■ Given exercise ■
Produce an exact transcription of the listing below, omitting the pictures.

Records from a dataset:
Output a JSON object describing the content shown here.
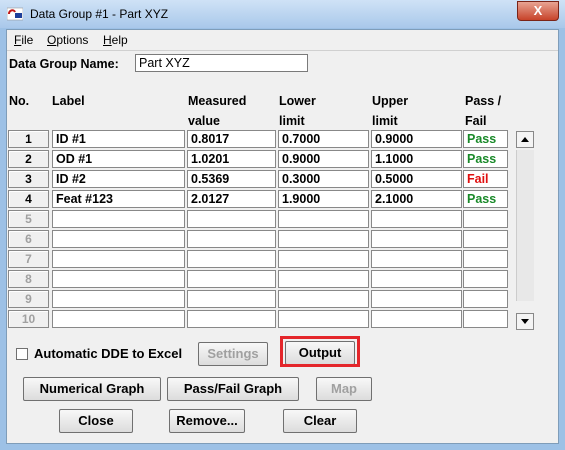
{
  "window": {
    "title": "Data Group #1 - Part XYZ",
    "close_label": "X"
  },
  "menu": [
    {
      "first": "F",
      "rest": "ile"
    },
    {
      "first": "O",
      "rest": "ptions"
    },
    {
      "first": "H",
      "rest": "elp"
    }
  ],
  "group": {
    "label": "Data Group Name:",
    "value": "Part XYZ"
  },
  "headers": {
    "no": "No.",
    "label": "Label",
    "measured_1": "Measured",
    "measured_2": "value",
    "lower_1": "Lower",
    "lower_2": "limit",
    "upper_1": "Upper",
    "upper_2": "limit",
    "pass_1": "Pass /",
    "pass_2": "Fail"
  },
  "rows": [
    {
      "no": "1",
      "label": "ID #1",
      "measured": "0.8017",
      "lower": "0.7000",
      "upper": "0.9000",
      "result": "Pass"
    },
    {
      "no": "2",
      "label": "OD #1",
      "measured": "1.0201",
      "lower": "0.9000",
      "upper": "1.1000",
      "result": "Pass"
    },
    {
      "no": "3",
      "label": "ID #2",
      "measured": "0.5369",
      "lower": "0.3000",
      "upper": "0.5000",
      "result": "Fail"
    },
    {
      "no": "4",
      "label": "Feat #123",
      "measured": "2.0127",
      "lower": "1.9000",
      "upper": "2.1000",
      "result": "Pass"
    },
    {
      "no": "5",
      "label": "",
      "measured": "",
      "lower": "",
      "upper": "",
      "result": ""
    },
    {
      "no": "6",
      "label": "",
      "measured": "",
      "lower": "",
      "upper": "",
      "result": ""
    },
    {
      "no": "7",
      "label": "",
      "measured": "",
      "lower": "",
      "upper": "",
      "result": ""
    },
    {
      "no": "8",
      "label": "",
      "measured": "",
      "lower": "",
      "upper": "",
      "result": ""
    },
    {
      "no": "9",
      "label": "",
      "measured": "",
      "lower": "",
      "upper": "",
      "result": ""
    },
    {
      "no": "10",
      "label": "",
      "measured": "",
      "lower": "",
      "upper": "",
      "result": ""
    }
  ],
  "options": {
    "auto_dde_label": "Automatic DDE to Excel",
    "auto_dde_checked": false
  },
  "buttons": {
    "settings": "Settings",
    "output": "Output",
    "numerical_graph": "Numerical Graph",
    "passfail_graph": "Pass/Fail Graph",
    "map": "Map",
    "close": "Close",
    "remove": "Remove...",
    "clear": "Clear"
  },
  "colors": {
    "pass": "#1a8a2a",
    "fail": "#e01010",
    "highlight": "#e4262b"
  }
}
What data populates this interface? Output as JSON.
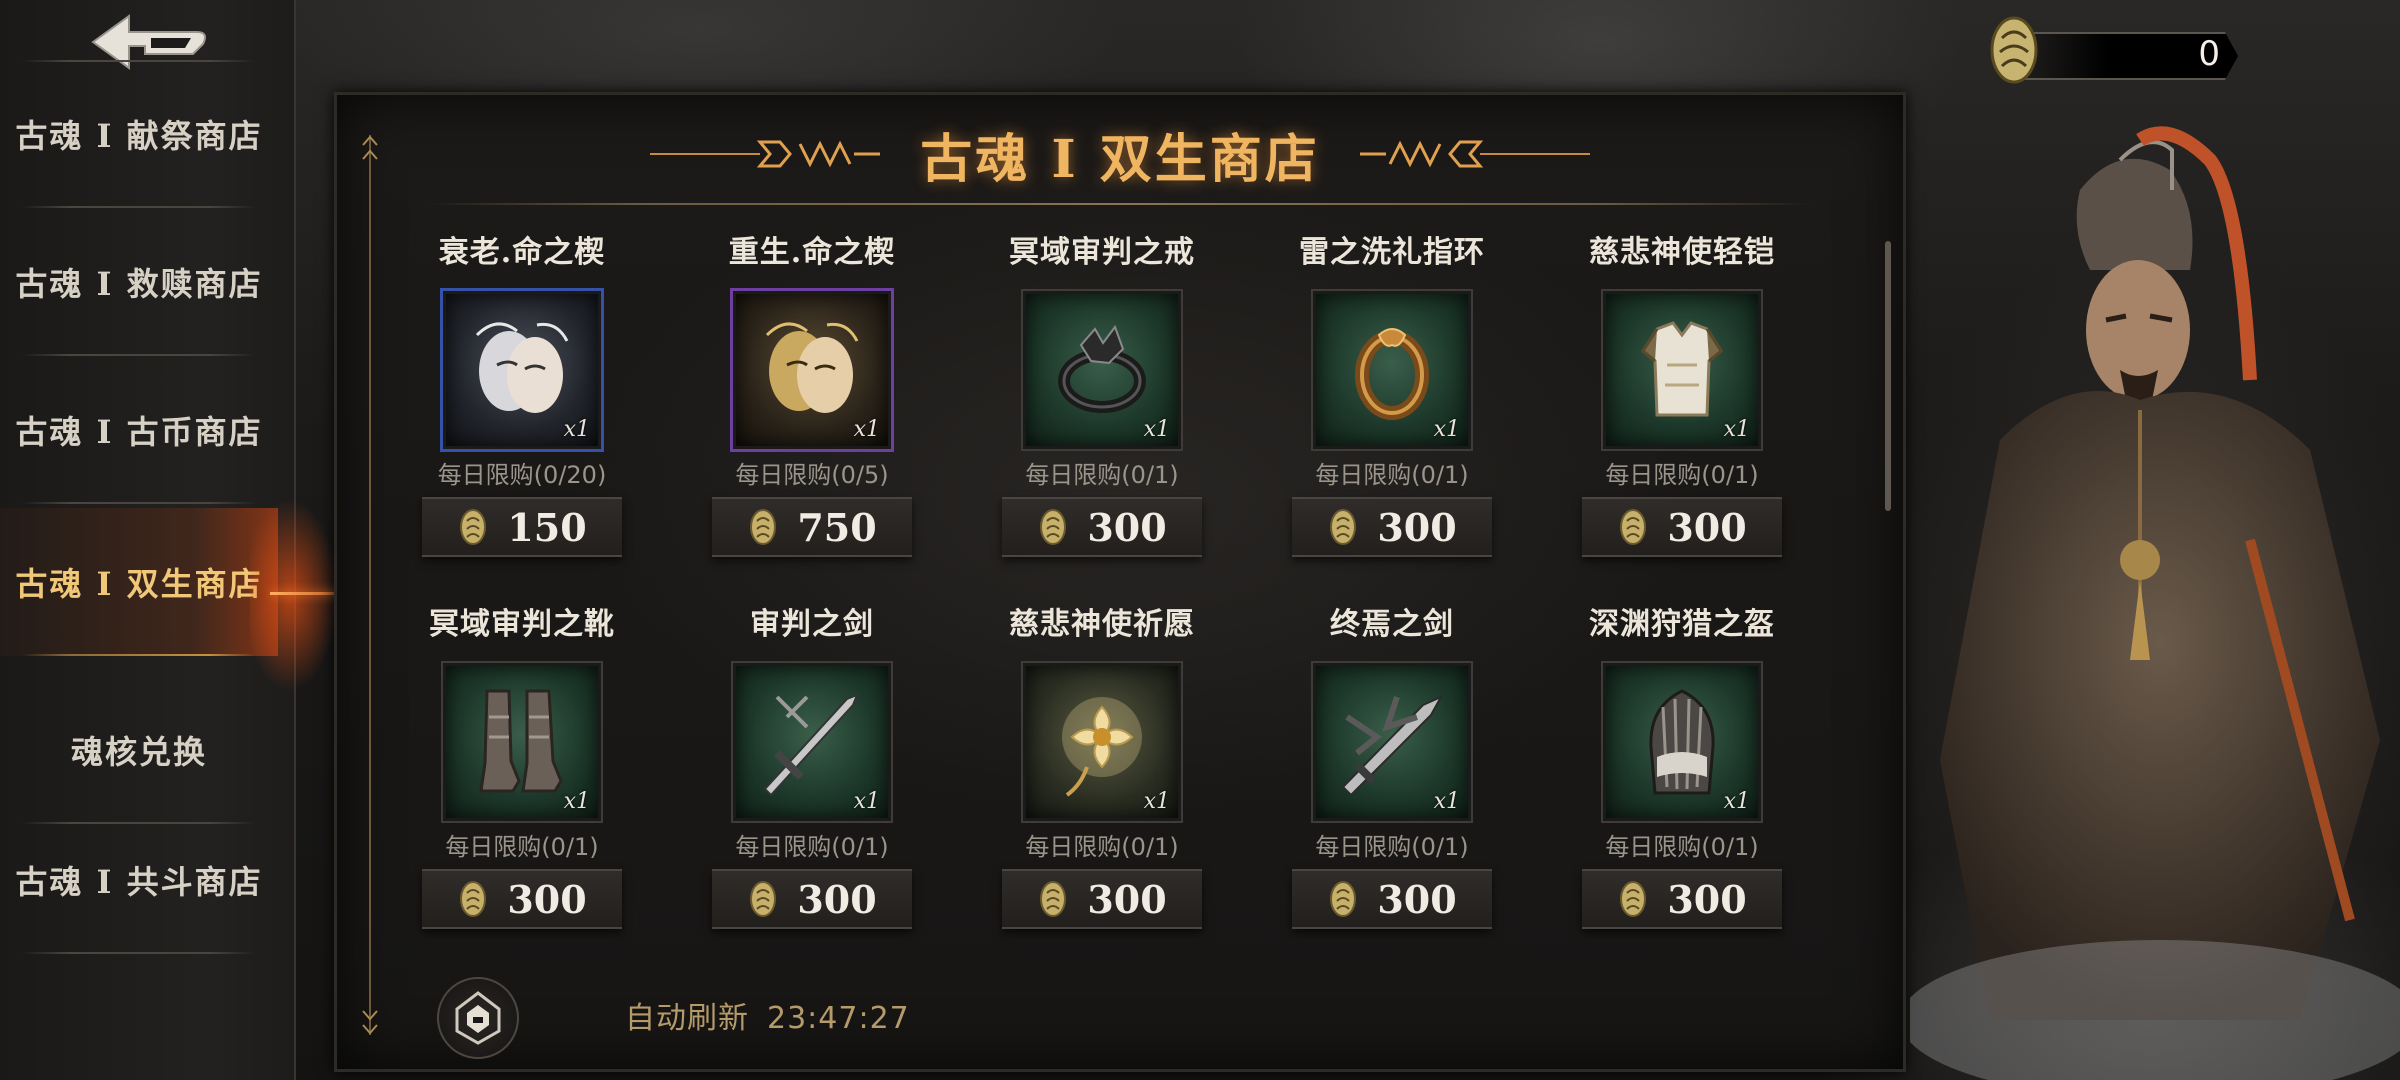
{
  "sidebar": {
    "items": [
      {
        "label": "古魂 I 献祭商店",
        "active": false
      },
      {
        "label": "古魂 I 救赎商店",
        "active": false
      },
      {
        "label": "古魂 I 古币商店",
        "active": false
      },
      {
        "label": "古魂 I 双生商店",
        "active": true
      },
      {
        "label": "魂核兑换",
        "active": false
      },
      {
        "label": "古魂 I 共斗商店",
        "active": false
      }
    ]
  },
  "panel": {
    "title": "古魂 I 双生商店"
  },
  "currency": {
    "value": "0",
    "icon": "coin-icon"
  },
  "items": [
    {
      "name": "衰老.命之楔",
      "limit": "每日限购(0/20)",
      "price": "150",
      "qty": "x1",
      "rarity": "blue",
      "icon": "mask-icon"
    },
    {
      "name": "重生.命之楔",
      "limit": "每日限购(0/5)",
      "price": "750",
      "qty": "x1",
      "rarity": "purple",
      "icon": "mask-icon"
    },
    {
      "name": "冥域审判之戒",
      "limit": "每日限购(0/1)",
      "price": "300",
      "qty": "x1",
      "rarity": "green",
      "icon": "ring-icon"
    },
    {
      "name": "雷之洗礼指环",
      "limit": "每日限购(0/1)",
      "price": "300",
      "qty": "x1",
      "rarity": "green",
      "icon": "ring-icon"
    },
    {
      "name": "慈悲神使轻铠",
      "limit": "每日限购(0/1)",
      "price": "300",
      "qty": "x1",
      "rarity": "green",
      "icon": "armor-icon"
    },
    {
      "name": "冥域审判之靴",
      "limit": "每日限购(0/1)",
      "price": "300",
      "qty": "x1",
      "rarity": "green",
      "icon": "boots-icon"
    },
    {
      "name": "审判之剑",
      "limit": "每日限购(0/1)",
      "price": "300",
      "qty": "x1",
      "rarity": "green",
      "icon": "sword-icon"
    },
    {
      "name": "慈悲神使祈愿",
      "limit": "每日限购(0/1)",
      "price": "300",
      "qty": "x1",
      "rarity": "green",
      "icon": "flower-icon"
    },
    {
      "name": "终焉之剑",
      "limit": "每日限购(0/1)",
      "price": "300",
      "qty": "x1",
      "rarity": "green",
      "icon": "sword-icon"
    },
    {
      "name": "深渊狩猎之盔",
      "limit": "每日限购(0/1)",
      "price": "300",
      "qty": "x1",
      "rarity": "green",
      "icon": "helmet-icon"
    }
  ],
  "refresh": {
    "label": "自动刷新",
    "time": "23:47:27"
  },
  "colors": {
    "accent": "#f0b560",
    "active_nav": "#f1c878",
    "rarity_blue": "#3552a8",
    "rarity_purple": "#6c3fa0",
    "rarity_green": "#1e3a2c"
  }
}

■ Written reply ■
Output a JSON object describing the content shown here.
{
  "window": {
    "title": "Data Group #1 - Part XYZ",
    "close_label": "X"
  },
  "menu": [
    {
      "first": "F",
      "rest": "ile"
    },
    {
      "first": "O",
      "rest": "ptions"
    },
    {
      "first": "H",
      "rest": "elp"
    }
  ],
  "group": {
    "label": "Data Group Name:",
    "value": "Part XYZ"
  },
  "headers": {
    "no": "No.",
    "label": "Label",
    "measured_1": "Measured",
    "measured_2": "value",
    "lower_1": "Lower",
    "lower_2": "limit",
    "upper_1": "Upper",
    "upper_2": "limit",
    "pass_1": "Pass /",
    "pass_2": "Fail"
  },
  "rows": [
    {
      "no": "1",
      "label": "ID #1",
      "measured": "0.8017",
      "lower": "0.7000",
      "upper": "0.9000",
      "result": "Pass"
    },
    {
      "no": "2",
      "label": "OD #1",
      "measured": "1.0201",
      "lower": "0.9000",
      "upper": "1.1000",
      "result": "Pass"
    },
    {
      "no": "3",
      "label": "ID #2",
      "measured": "0.5369",
      "lower": "0.3000",
      "upper": "0.5000",
      "result": "Fail"
    },
    {
      "no": "4",
      "label": "Feat #123",
      "measured": "2.0127",
      "lower": "1.9000",
      "upper": "2.1000",
      "result": "Pass"
    },
    {
      "no": "5",
      "label": "",
      "measured": "",
      "lower": "",
      "upper": "",
      "result": ""
    },
    {
      "no": "6",
      "label": "",
      "measured": "",
      "lower": "",
      "upper": "",
      "result": ""
    },
    {
      "no": "7",
      "label": "",
      "measured": "",
      "lower": "",
      "upper": "",
      "result": ""
    },
    {
      "no": "8",
      "label": "",
      "measured": "",
      "lower": "",
      "upper": "",
      "result": ""
    },
    {
      "no": "9",
      "label": "",
      "measured": "",
      "lower": "",
      "upper": "",
      "result": ""
    },
    {
      "no": "10",
      "label": "",
      "measured": "",
      "lower": "",
      "upper": "",
      "result": ""
    }
  ],
  "options": {
    "auto_dde_label": "Automatic DDE to Excel",
    "auto_dde_checked": false
  },
  "buttons": {
    "settings": "Settings",
    "output": "Output",
    "numerical_graph": "Numerical Graph",
    "passfail_graph": "Pass/Fail Graph",
    "map": "Map",
    "close": "Close",
    "remove": "Remove...",
    "clear": "Clear"
  },
  "colors": {
    "pass": "#1a8a2a",
    "fail": "#e01010",
    "highlight": "#e4262b"
  }
}
What data populates this interface? Output as JSON.
{
  "sidebar": {
    "items": [
      {
        "label": "古魂 I 献祭商店",
        "active": false
      },
      {
        "label": "古魂 I 救赎商店",
        "active": false
      },
      {
        "label": "古魂 I 古币商店",
        "active": false
      },
      {
        "label": "古魂 I 双生商店",
        "active": true
      },
      {
        "label": "魂核兑换",
        "active": false
      },
      {
        "label": "古魂 I 共斗商店",
        "active": false
      }
    ]
  },
  "panel": {
    "title": "古魂 I 双生商店"
  },
  "currency": {
    "value": "0",
    "icon": "coin-icon"
  },
  "items": [
    {
      "name": "衰老.命之楔",
      "limit": "每日限购(0/20)",
      "price": "150",
      "qty": "x1",
      "rarity": "blue",
      "icon": "mask-icon"
    },
    {
      "name": "重生.命之楔",
      "limit": "每日限购(0/5)",
      "price": "750",
      "qty": "x1",
      "rarity": "purple",
      "icon": "mask-icon"
    },
    {
      "name": "冥域审判之戒",
      "limit": "每日限购(0/1)",
      "price": "300",
      "qty": "x1",
      "rarity": "green",
      "icon": "ring-icon"
    },
    {
      "name": "雷之洗礼指环",
      "limit": "每日限购(0/1)",
      "price": "300",
      "qty": "x1",
      "rarity": "green",
      "icon": "ring-icon"
    },
    {
      "name": "慈悲神使轻铠",
      "limit": "每日限购(0/1)",
      "price": "300",
      "qty": "x1",
      "rarity": "green",
      "icon": "armor-icon"
    },
    {
      "name": "冥域审判之靴",
      "limit": "每日限购(0/1)",
      "price": "300",
      "qty": "x1",
      "rarity": "green",
      "icon": "boots-icon"
    },
    {
      "name": "审判之剑",
      "limit": "每日限购(0/1)",
      "price": "300",
      "qty": "x1",
      "rarity": "green",
      "icon": "sword-icon"
    },
    {
      "name": "慈悲神使祈愿",
      "limit": "每日限购(0/1)",
      "price": "300",
      "qty": "x1",
      "rarity": "green",
      "icon": "flower-icon"
    },
    {
      "name": "终焉之剑",
      "limit": "每日限购(0/1)",
      "price": "300",
      "qty": "x1",
      "rarity": "green",
      "icon": "sword-icon"
    },
    {
      "name": "深渊狩猎之盔",
      "limit": "每日限购(0/1)",
      "price": "300",
      "qty": "x1",
      "rarity": "green",
      "icon": "helmet-icon"
    }
  ],
  "refresh": {
    "label": "自动刷新",
    "time": "23:47:27"
  },
  "colors": {
    "accent": "#f0b560",
    "active_nav": "#f1c878",
    "rarity_blue": "#3552a8",
    "rarity_purple": "#6c3fa0",
    "rarity_green": "#1e3a2c"
  }
}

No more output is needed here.